Give the number of lines in the records below that include "about", and nothing more.
——
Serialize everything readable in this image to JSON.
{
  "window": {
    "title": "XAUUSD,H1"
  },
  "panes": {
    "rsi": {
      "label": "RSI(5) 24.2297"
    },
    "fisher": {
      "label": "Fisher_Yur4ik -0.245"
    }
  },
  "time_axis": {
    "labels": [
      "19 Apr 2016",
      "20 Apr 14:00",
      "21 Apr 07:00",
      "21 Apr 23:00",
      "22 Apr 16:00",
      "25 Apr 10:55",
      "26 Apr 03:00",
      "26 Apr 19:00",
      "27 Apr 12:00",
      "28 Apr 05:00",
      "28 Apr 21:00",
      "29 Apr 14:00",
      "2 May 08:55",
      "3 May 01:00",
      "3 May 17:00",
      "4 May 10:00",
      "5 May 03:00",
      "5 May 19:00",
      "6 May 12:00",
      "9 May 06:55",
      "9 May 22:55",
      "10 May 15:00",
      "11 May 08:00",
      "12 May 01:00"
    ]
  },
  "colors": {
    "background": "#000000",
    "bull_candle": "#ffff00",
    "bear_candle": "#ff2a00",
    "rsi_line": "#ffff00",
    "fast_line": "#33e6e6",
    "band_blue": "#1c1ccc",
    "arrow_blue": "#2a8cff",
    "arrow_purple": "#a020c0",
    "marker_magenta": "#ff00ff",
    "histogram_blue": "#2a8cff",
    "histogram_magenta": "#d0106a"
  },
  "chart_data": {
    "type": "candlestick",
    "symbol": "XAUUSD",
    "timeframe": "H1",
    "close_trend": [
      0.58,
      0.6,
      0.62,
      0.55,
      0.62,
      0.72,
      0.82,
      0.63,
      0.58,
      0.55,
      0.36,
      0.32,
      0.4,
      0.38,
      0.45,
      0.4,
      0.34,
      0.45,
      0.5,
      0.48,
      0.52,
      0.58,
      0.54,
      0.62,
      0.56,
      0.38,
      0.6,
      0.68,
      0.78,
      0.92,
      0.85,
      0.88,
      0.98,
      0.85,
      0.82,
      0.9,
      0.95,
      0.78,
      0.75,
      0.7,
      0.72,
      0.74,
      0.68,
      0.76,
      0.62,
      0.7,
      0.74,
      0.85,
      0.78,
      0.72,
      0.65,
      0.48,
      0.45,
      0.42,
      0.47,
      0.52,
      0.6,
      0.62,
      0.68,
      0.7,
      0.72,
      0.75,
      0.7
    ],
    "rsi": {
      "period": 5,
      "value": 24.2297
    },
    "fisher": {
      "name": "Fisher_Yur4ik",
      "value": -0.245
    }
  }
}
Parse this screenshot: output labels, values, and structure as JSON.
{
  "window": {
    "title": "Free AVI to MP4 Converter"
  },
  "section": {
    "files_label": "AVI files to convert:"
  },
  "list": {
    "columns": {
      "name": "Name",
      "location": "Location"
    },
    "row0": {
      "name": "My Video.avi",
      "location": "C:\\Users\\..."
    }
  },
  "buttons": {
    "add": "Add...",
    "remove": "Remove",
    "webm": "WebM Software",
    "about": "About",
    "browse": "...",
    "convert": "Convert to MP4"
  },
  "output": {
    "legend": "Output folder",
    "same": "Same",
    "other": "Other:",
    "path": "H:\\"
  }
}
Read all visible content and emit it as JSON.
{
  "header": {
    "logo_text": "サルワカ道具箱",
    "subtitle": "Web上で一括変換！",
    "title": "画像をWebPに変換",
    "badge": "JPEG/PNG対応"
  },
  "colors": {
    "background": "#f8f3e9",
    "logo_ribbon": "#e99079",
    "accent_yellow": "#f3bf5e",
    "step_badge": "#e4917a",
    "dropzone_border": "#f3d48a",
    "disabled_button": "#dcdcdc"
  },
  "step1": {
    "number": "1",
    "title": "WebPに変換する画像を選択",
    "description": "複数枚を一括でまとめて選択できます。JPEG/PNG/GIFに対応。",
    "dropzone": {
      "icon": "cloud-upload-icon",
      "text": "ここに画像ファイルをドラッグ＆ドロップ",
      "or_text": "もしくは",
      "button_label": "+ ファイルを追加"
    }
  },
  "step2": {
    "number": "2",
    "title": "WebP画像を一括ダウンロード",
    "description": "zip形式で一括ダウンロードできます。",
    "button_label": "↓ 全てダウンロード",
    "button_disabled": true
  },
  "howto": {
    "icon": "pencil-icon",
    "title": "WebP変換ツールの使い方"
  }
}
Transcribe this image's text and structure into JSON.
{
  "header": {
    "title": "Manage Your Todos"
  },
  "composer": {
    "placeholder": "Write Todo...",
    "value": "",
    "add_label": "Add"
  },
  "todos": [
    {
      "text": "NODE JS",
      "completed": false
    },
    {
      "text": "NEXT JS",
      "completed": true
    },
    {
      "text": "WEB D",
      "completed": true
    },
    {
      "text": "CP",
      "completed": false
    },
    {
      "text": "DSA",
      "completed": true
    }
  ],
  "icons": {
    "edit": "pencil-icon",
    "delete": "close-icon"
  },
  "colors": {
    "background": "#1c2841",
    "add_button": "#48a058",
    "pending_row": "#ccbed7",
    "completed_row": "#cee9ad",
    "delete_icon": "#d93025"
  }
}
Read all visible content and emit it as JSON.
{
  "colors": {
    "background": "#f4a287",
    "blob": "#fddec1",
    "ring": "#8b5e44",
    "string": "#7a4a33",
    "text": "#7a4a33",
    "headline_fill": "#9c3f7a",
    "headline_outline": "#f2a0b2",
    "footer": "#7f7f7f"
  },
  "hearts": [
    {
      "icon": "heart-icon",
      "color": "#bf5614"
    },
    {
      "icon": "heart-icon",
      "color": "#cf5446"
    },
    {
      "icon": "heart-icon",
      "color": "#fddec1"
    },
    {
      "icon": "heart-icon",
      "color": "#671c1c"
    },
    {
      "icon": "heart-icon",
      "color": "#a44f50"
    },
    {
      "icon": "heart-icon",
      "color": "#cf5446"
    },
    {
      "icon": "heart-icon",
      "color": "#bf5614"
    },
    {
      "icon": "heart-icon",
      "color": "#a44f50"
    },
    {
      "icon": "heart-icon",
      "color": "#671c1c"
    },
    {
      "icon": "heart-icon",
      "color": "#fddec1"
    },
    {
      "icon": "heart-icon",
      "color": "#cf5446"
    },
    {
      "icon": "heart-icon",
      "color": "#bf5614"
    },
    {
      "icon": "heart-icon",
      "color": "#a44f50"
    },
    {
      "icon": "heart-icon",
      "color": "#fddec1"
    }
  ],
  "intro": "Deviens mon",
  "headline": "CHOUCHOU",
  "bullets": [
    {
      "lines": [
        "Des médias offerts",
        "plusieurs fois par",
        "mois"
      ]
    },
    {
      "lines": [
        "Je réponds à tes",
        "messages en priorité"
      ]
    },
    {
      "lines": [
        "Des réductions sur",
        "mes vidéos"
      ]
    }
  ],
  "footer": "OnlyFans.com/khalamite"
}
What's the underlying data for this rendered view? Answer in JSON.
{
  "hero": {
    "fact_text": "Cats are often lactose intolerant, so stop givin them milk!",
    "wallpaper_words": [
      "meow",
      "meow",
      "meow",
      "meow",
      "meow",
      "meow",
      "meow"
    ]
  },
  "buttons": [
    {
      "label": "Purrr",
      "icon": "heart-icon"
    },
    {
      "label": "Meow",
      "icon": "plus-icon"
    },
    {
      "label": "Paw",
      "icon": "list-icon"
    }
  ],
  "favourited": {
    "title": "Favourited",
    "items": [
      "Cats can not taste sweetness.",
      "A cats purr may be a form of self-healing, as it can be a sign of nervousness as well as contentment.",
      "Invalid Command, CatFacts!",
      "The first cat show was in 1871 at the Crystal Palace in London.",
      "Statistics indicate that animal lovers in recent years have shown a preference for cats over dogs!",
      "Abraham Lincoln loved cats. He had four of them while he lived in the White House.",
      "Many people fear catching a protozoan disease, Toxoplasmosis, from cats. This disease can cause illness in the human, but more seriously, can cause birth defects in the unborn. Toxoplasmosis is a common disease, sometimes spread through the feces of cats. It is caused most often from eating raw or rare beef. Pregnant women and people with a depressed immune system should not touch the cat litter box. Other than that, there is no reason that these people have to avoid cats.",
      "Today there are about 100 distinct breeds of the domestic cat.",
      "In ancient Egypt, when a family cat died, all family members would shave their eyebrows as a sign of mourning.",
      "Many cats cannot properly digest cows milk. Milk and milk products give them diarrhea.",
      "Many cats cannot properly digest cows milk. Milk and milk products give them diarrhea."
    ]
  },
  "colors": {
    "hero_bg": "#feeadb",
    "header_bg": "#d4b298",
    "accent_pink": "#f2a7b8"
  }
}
——
*Expected answer*
2